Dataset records
**********

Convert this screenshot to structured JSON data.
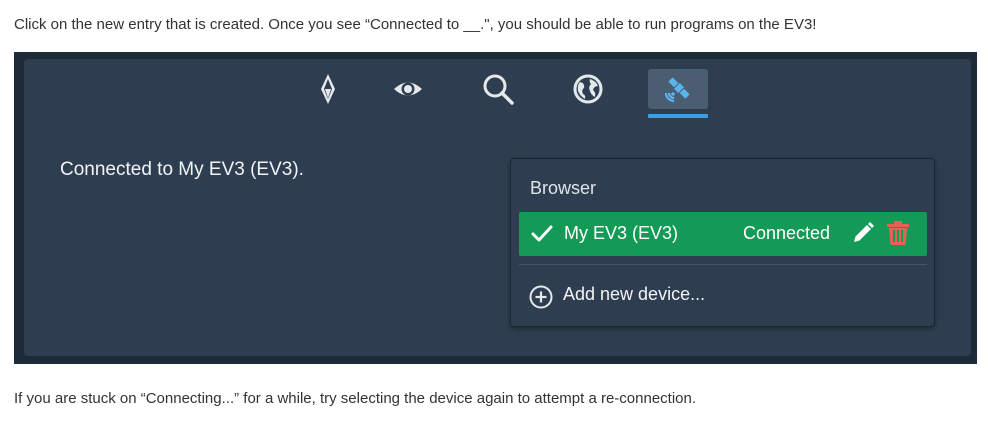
{
  "instructions": {
    "intro": "Click on the new entry that is created. Once you see “Connected to __.\", you should be able to run programs on the EV3!",
    "outro": "If you are stuck on “Connecting...” for a while, try selecting the device again to attempt a re-connection."
  },
  "toolbar": {
    "icons": [
      "compass-icon",
      "eye-icon",
      "search-icon",
      "globe-icon",
      "satellite-icon"
    ],
    "active_index": 4,
    "active_color": "#3aa0e6"
  },
  "status": {
    "text": "Connected to My EV3 (EV3)."
  },
  "browser": {
    "header": "Browser",
    "device": {
      "name": "My EV3 (EV3)",
      "status": "Connected",
      "row_color": "#139a56",
      "delete_color": "#e8604f"
    },
    "add_label": "Add new device..."
  }
}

**********

> Stated goal
Gather each line from the listing above that holds "Connected".

> Result below
    "intro": "Click on the new entry that is created. Once you see “Connected to __.\", you should be able to run programs on the EV3!",
    "text": "Connected to My EV3 (EV3)."
      "status": "Connected",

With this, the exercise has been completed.